» Instruction: Take every line that has the string "копию" and copy it out.

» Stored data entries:
********

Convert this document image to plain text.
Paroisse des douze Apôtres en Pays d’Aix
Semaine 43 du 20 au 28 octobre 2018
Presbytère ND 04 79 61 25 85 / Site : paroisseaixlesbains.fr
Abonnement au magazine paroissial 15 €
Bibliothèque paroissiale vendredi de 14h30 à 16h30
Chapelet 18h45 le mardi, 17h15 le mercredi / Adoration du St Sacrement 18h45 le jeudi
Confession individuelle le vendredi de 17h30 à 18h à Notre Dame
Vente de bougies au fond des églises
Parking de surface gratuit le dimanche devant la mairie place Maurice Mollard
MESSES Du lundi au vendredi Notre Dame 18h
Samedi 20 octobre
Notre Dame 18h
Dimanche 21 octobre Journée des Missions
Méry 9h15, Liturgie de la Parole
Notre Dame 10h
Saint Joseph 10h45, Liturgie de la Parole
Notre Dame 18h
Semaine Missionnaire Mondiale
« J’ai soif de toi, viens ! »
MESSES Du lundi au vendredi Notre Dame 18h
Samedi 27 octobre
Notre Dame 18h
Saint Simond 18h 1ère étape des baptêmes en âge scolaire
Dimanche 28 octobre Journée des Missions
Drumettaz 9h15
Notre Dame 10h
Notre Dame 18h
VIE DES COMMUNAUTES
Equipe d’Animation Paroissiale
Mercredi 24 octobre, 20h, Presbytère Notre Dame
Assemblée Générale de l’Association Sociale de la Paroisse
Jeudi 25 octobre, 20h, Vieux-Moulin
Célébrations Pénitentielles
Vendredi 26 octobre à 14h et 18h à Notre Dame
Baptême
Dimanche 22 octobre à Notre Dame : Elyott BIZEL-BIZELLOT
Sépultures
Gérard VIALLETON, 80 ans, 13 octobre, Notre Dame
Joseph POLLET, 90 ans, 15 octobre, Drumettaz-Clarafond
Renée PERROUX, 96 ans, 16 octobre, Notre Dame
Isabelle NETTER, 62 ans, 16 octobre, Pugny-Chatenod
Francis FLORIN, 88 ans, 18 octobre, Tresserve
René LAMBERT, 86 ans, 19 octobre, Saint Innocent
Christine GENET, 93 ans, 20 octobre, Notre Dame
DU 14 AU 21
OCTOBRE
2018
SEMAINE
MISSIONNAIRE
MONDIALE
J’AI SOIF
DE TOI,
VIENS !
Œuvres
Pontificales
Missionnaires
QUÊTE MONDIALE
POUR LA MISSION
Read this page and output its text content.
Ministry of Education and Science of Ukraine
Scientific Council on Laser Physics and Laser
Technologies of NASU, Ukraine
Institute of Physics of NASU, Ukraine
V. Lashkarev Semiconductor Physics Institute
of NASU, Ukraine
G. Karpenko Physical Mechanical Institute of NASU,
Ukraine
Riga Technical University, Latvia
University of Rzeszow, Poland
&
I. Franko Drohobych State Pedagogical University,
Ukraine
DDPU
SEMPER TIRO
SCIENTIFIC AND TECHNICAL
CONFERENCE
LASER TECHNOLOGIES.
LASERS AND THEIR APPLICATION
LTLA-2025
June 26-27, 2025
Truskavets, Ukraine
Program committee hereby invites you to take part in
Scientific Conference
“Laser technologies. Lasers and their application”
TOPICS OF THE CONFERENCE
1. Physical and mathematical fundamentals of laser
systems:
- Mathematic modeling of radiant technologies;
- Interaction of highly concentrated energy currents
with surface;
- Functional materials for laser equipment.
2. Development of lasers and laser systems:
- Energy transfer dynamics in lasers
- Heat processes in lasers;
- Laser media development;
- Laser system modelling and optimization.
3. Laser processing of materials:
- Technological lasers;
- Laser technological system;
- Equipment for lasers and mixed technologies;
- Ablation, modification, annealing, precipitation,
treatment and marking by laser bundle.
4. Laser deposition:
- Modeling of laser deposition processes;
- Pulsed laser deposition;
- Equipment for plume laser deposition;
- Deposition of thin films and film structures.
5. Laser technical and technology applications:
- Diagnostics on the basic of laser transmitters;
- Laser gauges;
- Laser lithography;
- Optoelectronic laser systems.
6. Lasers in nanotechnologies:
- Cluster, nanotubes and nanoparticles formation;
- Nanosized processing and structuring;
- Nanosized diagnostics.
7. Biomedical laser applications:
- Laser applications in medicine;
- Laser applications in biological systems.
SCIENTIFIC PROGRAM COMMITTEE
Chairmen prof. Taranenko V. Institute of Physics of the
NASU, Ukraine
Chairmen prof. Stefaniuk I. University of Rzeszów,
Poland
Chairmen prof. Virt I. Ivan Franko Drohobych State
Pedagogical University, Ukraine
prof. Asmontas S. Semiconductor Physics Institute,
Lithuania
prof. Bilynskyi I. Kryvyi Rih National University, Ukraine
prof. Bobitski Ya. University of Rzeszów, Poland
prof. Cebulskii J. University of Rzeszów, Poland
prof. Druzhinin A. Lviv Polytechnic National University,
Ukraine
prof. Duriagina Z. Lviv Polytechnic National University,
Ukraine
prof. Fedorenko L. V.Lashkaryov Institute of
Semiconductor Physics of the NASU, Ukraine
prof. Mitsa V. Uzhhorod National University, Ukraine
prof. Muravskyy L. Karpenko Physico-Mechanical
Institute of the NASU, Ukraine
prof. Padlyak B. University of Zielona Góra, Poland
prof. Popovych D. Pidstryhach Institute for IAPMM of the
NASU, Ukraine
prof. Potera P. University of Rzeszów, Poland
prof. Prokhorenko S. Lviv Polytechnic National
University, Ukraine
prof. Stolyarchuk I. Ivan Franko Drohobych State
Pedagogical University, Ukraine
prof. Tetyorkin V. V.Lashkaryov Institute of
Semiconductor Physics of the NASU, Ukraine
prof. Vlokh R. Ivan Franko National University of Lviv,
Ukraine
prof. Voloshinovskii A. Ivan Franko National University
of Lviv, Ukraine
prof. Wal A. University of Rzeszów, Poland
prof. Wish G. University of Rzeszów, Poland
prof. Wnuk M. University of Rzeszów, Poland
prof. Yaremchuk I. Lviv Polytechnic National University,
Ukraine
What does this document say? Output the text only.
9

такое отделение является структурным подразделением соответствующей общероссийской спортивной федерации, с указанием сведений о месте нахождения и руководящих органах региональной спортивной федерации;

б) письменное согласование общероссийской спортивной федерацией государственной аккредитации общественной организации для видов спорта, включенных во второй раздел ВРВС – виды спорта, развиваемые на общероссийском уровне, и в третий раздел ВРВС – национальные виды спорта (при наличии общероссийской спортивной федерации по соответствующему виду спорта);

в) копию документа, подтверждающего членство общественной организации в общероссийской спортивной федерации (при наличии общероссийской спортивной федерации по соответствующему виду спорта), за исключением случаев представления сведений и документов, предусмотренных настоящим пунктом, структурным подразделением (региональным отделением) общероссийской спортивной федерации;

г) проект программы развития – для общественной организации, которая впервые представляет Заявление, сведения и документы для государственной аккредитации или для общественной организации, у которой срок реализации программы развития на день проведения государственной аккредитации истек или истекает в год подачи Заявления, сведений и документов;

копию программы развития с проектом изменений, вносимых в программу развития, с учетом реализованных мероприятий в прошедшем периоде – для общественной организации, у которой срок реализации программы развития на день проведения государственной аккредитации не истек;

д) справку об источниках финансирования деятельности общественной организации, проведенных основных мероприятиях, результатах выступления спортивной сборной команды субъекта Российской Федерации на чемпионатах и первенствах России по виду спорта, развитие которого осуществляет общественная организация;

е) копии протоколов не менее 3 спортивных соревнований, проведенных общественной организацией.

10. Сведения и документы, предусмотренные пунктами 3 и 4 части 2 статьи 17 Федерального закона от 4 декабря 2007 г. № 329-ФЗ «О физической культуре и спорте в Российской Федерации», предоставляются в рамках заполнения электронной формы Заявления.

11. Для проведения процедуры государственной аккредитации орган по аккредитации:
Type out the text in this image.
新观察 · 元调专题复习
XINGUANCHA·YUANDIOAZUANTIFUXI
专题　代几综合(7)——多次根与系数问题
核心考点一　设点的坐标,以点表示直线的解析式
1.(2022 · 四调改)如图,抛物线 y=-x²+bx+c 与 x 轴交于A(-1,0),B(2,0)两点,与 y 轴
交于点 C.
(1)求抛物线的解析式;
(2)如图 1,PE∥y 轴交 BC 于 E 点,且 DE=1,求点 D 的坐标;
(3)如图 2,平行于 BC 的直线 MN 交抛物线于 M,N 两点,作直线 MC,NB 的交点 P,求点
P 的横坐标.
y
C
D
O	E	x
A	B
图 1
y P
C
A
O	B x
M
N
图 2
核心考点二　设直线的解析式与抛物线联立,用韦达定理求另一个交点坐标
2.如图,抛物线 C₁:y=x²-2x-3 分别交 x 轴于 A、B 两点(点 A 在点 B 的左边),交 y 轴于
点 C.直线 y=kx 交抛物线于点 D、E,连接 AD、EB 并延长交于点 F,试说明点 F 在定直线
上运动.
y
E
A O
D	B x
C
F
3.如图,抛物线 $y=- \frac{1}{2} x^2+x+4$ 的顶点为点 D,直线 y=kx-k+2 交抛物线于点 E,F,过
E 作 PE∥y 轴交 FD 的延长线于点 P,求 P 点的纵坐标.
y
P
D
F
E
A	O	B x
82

********

» Task result:
в) копию документа, подтверждающего членство общественной организации в общероссийской спортивной федерации (при наличии общероссийской спортивной федерации по соответствующему виду спорта), за исключением случаев представления сведений и документов, предусмотренных настоящим пунктом, структурным подразделением (региональным отделением) общероссийской спортивной федерации;
копию программы развития с проектом изменений, вносимых в программу развития, с учетом реализованных мероприятий в прошедшем периоде – для общественной организации, у которой срок реализации программы развития на день проведения государственной аккредитации не истек;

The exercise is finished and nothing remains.